▶ **WHAT TO DO**: Look through the data below. Show each line where the string "document" occurs.

>> Begin INPUT FOR THIS TASK

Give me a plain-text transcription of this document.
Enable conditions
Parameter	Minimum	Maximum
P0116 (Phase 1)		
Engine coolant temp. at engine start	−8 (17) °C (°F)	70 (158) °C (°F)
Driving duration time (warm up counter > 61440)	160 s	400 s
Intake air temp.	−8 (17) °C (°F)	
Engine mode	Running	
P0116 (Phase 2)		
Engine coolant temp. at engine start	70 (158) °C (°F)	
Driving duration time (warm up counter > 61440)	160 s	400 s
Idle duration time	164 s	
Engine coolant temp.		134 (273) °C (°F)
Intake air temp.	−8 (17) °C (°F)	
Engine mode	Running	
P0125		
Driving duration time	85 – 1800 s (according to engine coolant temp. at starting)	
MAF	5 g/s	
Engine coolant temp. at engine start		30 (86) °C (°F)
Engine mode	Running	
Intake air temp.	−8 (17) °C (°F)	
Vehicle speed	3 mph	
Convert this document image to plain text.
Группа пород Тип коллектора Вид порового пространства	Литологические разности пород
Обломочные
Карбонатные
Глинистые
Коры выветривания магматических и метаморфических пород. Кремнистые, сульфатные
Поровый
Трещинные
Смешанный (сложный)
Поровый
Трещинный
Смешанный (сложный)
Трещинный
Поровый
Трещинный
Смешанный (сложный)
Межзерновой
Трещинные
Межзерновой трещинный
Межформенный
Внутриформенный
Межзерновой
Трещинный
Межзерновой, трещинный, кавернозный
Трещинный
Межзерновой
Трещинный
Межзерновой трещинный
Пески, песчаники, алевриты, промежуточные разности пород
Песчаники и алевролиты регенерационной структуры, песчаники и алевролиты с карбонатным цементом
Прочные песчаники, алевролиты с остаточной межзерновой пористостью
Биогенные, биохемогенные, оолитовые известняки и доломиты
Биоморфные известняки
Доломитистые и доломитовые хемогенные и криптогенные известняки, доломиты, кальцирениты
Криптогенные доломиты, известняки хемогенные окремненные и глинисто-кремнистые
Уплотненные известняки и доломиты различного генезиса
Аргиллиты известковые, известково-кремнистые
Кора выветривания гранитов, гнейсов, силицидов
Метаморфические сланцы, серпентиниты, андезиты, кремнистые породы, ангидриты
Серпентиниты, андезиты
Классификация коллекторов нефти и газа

>> End INPUT FOR THIS TASK

▶ **FULL SOLUTION**:
Give me a plain-text transcription of this document.
Convert this document image to plain text.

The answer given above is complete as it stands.